Begin

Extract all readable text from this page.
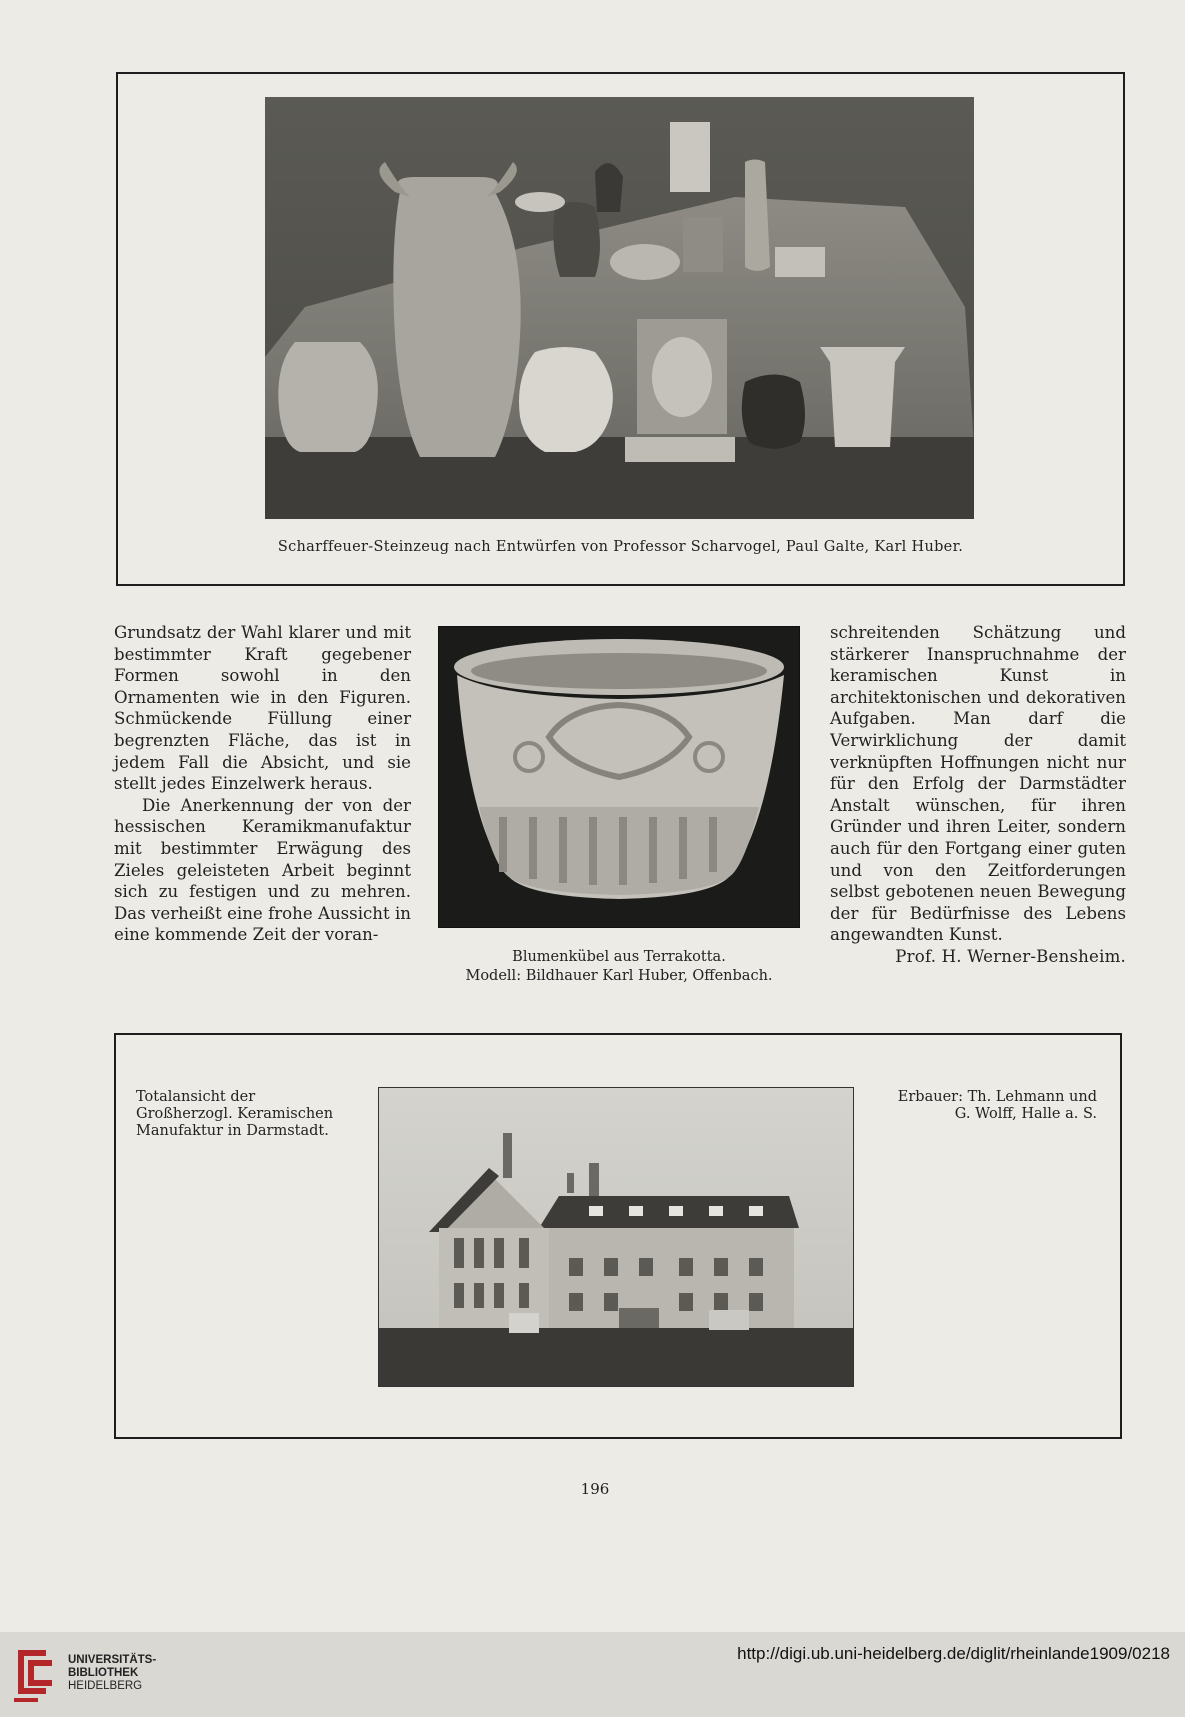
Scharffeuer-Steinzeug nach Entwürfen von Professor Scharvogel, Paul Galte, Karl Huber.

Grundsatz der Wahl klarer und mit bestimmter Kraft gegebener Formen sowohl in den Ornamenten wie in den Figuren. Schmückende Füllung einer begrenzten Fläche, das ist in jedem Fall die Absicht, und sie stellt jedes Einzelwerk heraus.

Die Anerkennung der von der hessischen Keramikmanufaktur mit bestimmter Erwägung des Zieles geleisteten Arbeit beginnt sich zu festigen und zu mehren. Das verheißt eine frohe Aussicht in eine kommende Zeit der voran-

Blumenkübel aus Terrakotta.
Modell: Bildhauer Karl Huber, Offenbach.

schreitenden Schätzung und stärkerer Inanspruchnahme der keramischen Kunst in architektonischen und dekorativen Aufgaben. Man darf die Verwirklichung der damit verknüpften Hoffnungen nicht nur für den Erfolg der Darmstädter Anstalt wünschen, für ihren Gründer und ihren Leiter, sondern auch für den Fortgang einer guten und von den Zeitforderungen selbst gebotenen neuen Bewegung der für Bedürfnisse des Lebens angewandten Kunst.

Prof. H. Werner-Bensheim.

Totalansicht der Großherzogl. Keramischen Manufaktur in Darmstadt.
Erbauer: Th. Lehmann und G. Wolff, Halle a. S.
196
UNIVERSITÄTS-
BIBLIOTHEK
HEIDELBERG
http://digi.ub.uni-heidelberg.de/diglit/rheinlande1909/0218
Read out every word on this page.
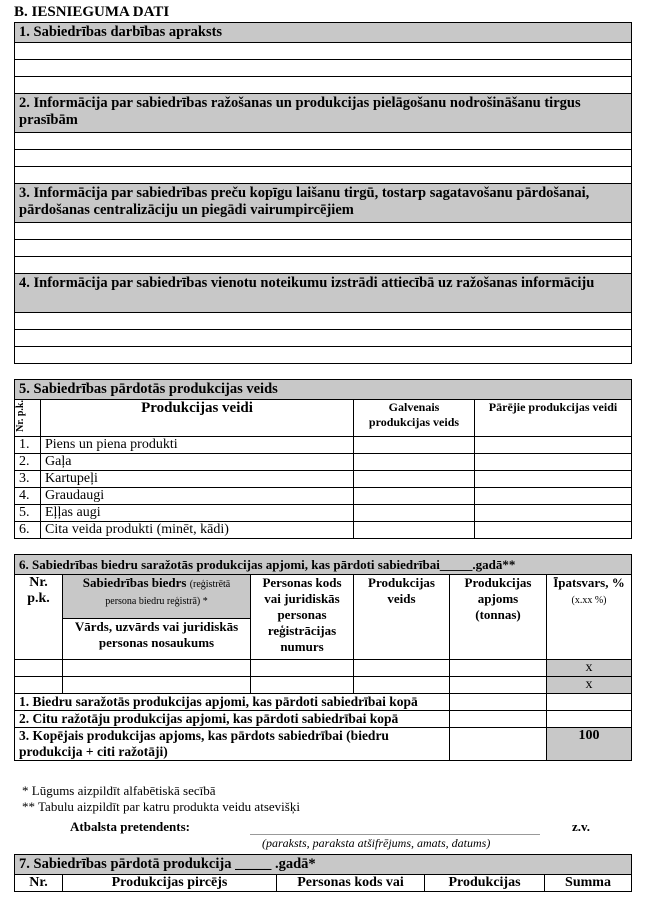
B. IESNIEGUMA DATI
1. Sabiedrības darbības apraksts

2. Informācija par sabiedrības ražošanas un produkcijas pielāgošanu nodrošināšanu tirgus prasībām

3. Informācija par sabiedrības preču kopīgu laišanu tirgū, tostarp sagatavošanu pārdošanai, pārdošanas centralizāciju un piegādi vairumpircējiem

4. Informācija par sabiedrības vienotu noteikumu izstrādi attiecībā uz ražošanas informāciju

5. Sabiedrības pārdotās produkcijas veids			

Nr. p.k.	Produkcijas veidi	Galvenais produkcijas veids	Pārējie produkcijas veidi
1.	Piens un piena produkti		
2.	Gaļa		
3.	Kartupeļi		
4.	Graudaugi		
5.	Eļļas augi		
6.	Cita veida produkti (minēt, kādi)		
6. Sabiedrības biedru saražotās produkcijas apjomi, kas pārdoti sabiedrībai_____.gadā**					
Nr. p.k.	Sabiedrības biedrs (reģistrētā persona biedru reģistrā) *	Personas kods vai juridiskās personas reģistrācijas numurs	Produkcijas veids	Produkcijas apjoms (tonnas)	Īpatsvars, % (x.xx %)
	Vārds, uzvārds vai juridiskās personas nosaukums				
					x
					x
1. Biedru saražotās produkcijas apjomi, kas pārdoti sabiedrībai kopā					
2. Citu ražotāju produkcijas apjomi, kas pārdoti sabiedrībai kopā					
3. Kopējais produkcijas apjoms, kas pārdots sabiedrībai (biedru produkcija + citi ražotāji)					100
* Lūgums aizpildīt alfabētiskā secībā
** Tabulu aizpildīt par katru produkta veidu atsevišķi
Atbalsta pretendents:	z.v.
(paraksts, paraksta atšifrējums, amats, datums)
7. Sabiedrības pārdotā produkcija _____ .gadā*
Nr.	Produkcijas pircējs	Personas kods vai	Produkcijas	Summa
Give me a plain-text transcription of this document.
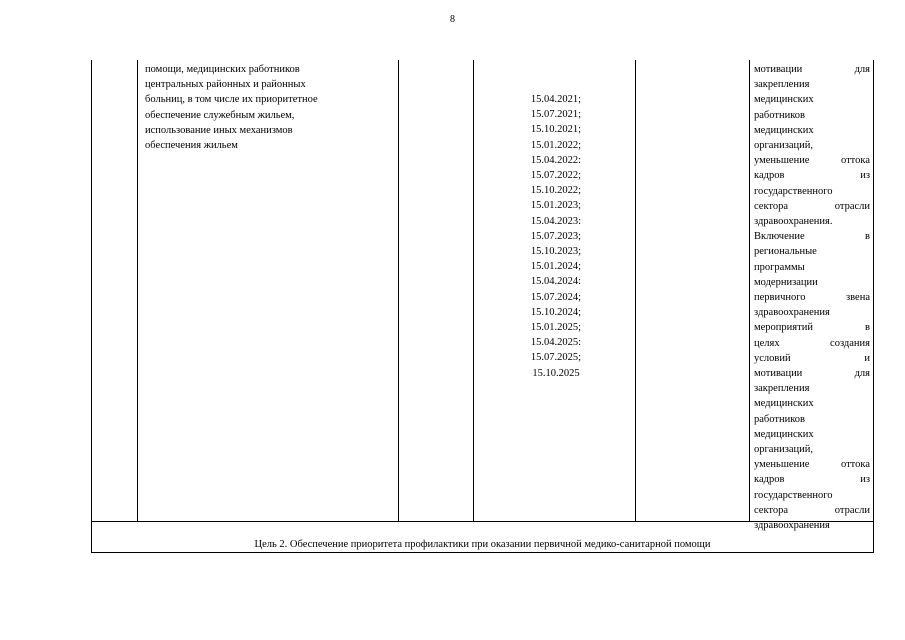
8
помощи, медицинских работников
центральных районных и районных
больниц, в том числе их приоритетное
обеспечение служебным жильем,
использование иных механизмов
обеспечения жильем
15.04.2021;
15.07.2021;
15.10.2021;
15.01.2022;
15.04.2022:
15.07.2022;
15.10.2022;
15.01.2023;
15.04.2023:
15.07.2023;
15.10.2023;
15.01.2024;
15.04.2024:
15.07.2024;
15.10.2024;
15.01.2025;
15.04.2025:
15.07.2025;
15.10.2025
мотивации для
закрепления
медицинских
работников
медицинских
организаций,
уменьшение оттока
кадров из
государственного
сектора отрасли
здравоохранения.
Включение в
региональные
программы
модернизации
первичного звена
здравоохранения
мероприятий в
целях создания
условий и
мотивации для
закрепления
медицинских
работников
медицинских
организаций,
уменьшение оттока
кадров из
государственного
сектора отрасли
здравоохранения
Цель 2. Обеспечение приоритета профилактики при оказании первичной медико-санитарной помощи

End

Exercise: The records above must be transcribed exactly. Pictures are left out of the copy.

Full response:
Extract all readable text from this page.
Scharffeuer-Steinzeug nach Entwürfen von Professor Scharvogel, Paul Galte, Karl Huber.

Grundsatz der Wahl klarer und mit bestimmter Kraft gegebener Formen sowohl in den Ornamenten wie in den Figuren. Schmückende Füllung einer begrenzten Fläche, das ist in jedem Fall die Absicht, und sie stellt jedes Einzelwerk heraus.

Die Anerkennung der von der hessischen Keramikmanufaktur mit bestimmter Erwägung des Zieles geleisteten Arbeit beginnt sich zu festigen und zu mehren. Das verheißt eine frohe Aussicht in eine kommende Zeit der voran-

Blumenkübel aus Terrakotta.
Modell: Bildhauer Karl Huber, Offenbach.

schreitenden Schätzung und stärkerer Inanspruchnahme der keramischen Kunst in architektonischen und dekorativen Aufgaben. Man darf die Verwirklichung der damit verknüpften Hoffnungen nicht nur für den Erfolg der Darmstädter Anstalt wünschen, für ihren Gründer und ihren Leiter, sondern auch für den Fortgang einer guten und von den Zeitforderungen selbst gebotenen neuen Bewegung der für Bedürfnisse des Lebens angewandten Kunst.

Prof. H. Werner-Bensheim.

Totalansicht der Großherzogl. Keramischen Manufaktur in Darmstadt.
Erbauer: Th. Lehmann und G. Wolff, Halle a. S.
196
UNIVERSITÄTS-
BIBLIOTHEK
HEIDELBERG
http://digi.ub.uni-heidelberg.de/diglit/rheinlande1909/0218
Read out every word on this page.
B. IESNIEGUMA DATI
1. Sabiedrības darbības apraksts

2. Informācija par sabiedrības ražošanas un produkcijas pielāgošanu nodrošināšanu tirgus prasībām

3. Informācija par sabiedrības preču kopīgu laišanu tirgū, tostarp sagatavošanu pārdošanai, pārdošanas centralizāciju un piegādi vairumpircējiem

4. Informācija par sabiedrības vienotu noteikumu izstrādi attiecībā uz ražošanas informāciju

5. Sabiedrības pārdotās produkcijas veids			

Nr. p.k.	Produkcijas veidi	Galvenais produkcijas veids	Pārējie produkcijas veidi
1.	Piens un piena produkti		
2.	Gaļa		
3.	Kartupeļi		
4.	Graudaugi		
5.	Eļļas augi		
6.	Cita veida produkti (minēt, kādi)		
6. Sabiedrības biedru saražotās produkcijas apjomi, kas pārdoti sabiedrībai_____.gadā**					
Nr. p.k.	Sabiedrības biedrs (reģistrētā persona biedru reģistrā) *	Personas kods vai juridiskās personas reģistrācijas numurs	Produkcijas veids	Produkcijas apjoms (tonnas)	Īpatsvars, % (x.xx %)
	Vārds, uzvārds vai juridiskās personas nosaukums				
					x
					x
1. Biedru saražotās produkcijas apjomi, kas pārdoti sabiedrībai kopā					
2. Citu ražotāju produkcijas apjomi, kas pārdoti sabiedrībai kopā					
3. Kopējais produkcijas apjoms, kas pārdots sabiedrībai (biedru produkcija + citi ražotāji)					100
* Lūgums aizpildīt alfabētiskā secībā
** Tabulu aizpildīt par katru produkta veidu atsevišķi
Atbalsta pretendents:	z.v.
(paraksts, paraksta atšifrējums, amats, datums)
7. Sabiedrības pārdotā produkcija _____ .gadā*
Nr.	Produkcijas pircējs	Personas kods vai	Produkcijas	Summa
Give me a plain-text transcription of this document.
8
помощи, медицинских работников
центральных районных и районных
больниц, в том числе их приоритетное
обеспечение служебным жильем,
использование иных механизмов
обеспечения жильем
15.04.2021;
15.07.2021;
15.10.2021;
15.01.2022;
15.04.2022:
15.07.2022;
15.10.2022;
15.01.2023;
15.04.2023:
15.07.2023;
15.10.2023;
15.01.2024;
15.04.2024:
15.07.2024;
15.10.2024;
15.01.2025;
15.04.2025:
15.07.2025;
15.10.2025
мотивации для
закрепления
медицинских
работников
медицинских
организаций,
уменьшение оттока
кадров из
государственного
сектора отрасли
здравоохранения.
Включение в
региональные
программы
модернизации
первичного звена
здравоохранения
мероприятий в
целях создания
условий и
мотивации для
закрепления
медицинских
работников
медицинских
организаций,
уменьшение оттока
кадров из
государственного
сектора отрасли
здравоохранения
Цель 2. Обеспечение приоритета профилактики при оказании первичной медико-санитарной помощи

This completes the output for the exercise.